Directions for this task: Using the data beneath, show every line that includes the word "intensity".

Items from a figure collection
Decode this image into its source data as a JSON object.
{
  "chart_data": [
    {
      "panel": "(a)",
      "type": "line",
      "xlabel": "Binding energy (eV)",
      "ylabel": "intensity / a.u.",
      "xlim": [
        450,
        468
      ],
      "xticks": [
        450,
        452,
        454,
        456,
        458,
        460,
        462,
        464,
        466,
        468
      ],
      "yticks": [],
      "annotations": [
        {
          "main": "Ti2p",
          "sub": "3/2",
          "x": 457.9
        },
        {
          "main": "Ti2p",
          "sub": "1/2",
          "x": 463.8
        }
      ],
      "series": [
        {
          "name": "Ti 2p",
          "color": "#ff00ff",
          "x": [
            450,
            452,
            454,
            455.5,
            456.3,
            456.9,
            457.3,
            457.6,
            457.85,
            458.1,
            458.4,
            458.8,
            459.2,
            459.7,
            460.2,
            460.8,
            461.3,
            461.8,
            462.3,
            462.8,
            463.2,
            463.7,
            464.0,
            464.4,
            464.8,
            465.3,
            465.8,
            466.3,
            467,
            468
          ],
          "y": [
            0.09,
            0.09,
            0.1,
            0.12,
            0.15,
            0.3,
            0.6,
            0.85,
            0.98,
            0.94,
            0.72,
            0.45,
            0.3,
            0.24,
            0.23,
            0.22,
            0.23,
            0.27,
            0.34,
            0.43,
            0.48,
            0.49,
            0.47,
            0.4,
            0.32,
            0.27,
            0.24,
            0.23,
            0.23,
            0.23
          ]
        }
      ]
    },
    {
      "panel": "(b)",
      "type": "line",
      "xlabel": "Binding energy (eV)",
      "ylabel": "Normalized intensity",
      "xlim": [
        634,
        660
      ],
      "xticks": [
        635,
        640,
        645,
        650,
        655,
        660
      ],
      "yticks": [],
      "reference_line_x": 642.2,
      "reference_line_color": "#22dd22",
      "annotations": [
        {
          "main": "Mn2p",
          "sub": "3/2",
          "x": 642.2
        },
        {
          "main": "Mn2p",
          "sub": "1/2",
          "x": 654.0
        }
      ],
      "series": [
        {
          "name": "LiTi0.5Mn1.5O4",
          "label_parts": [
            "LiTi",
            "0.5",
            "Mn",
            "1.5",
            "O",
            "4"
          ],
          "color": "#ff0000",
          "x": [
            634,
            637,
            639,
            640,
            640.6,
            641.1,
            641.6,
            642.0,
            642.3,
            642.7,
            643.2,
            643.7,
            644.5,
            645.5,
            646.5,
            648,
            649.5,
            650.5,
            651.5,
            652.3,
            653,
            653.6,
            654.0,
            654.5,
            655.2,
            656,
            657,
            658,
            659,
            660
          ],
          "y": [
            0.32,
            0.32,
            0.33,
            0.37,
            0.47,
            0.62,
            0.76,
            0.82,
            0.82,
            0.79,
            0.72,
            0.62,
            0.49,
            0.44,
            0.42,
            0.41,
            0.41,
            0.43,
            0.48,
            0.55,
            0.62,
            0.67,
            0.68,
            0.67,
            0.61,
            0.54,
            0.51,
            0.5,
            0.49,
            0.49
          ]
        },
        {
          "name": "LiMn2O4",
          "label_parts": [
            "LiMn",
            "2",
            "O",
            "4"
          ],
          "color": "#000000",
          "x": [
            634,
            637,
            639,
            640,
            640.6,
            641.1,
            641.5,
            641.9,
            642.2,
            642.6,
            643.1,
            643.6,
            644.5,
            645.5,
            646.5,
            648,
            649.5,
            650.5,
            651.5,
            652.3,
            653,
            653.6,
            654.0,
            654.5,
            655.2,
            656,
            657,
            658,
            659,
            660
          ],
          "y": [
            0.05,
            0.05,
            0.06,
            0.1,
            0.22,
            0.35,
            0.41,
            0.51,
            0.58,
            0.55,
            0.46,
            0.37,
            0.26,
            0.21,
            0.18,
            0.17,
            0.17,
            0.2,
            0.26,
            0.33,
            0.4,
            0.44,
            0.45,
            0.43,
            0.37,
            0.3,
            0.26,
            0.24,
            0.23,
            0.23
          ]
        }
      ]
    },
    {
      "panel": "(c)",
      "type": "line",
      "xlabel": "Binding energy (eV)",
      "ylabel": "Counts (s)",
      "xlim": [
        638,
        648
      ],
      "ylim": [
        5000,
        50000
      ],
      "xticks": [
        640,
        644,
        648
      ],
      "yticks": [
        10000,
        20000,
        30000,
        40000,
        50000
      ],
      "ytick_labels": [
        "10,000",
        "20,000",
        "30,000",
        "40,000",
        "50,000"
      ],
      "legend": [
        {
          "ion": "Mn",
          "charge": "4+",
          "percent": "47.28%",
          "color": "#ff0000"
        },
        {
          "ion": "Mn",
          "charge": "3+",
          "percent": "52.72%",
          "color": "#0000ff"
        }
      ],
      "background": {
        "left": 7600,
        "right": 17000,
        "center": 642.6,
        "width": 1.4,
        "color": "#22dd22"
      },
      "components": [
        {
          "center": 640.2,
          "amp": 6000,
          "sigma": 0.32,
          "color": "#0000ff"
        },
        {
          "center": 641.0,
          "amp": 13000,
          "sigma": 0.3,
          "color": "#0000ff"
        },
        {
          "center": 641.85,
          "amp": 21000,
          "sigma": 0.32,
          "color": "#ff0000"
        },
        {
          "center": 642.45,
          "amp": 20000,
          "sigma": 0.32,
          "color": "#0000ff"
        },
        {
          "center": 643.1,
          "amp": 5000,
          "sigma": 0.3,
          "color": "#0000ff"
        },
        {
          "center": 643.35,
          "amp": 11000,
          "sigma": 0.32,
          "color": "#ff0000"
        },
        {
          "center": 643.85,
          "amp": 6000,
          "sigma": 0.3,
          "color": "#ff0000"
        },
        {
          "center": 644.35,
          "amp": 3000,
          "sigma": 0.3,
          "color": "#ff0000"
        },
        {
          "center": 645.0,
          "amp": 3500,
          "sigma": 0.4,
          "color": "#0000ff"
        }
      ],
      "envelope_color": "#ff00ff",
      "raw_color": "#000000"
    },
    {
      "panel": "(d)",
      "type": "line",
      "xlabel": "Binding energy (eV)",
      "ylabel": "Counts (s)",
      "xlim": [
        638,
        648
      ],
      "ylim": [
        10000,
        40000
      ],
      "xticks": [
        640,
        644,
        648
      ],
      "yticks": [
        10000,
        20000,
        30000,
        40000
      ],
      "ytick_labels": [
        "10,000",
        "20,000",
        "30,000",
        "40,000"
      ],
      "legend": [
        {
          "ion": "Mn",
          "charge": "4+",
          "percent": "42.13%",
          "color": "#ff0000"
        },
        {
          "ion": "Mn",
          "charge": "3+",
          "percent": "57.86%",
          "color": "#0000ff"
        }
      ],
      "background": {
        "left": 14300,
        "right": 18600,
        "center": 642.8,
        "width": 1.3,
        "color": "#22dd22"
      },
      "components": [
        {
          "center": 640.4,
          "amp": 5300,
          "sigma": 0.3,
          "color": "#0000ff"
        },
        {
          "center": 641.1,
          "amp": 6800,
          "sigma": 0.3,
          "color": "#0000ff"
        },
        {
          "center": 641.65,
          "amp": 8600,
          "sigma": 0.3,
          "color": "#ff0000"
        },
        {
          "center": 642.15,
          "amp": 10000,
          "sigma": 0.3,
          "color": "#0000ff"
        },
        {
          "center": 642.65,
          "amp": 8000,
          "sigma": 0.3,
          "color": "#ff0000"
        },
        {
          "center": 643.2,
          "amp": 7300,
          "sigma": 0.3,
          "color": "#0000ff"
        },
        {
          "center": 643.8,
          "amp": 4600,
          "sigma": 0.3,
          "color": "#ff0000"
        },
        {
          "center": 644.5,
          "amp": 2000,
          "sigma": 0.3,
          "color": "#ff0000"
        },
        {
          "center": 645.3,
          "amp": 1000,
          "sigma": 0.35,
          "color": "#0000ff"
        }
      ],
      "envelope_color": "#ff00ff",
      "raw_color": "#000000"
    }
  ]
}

Completed exercise:
      "ylabel": "intensity / a.u.",
      "ylabel": "Normalized intensity",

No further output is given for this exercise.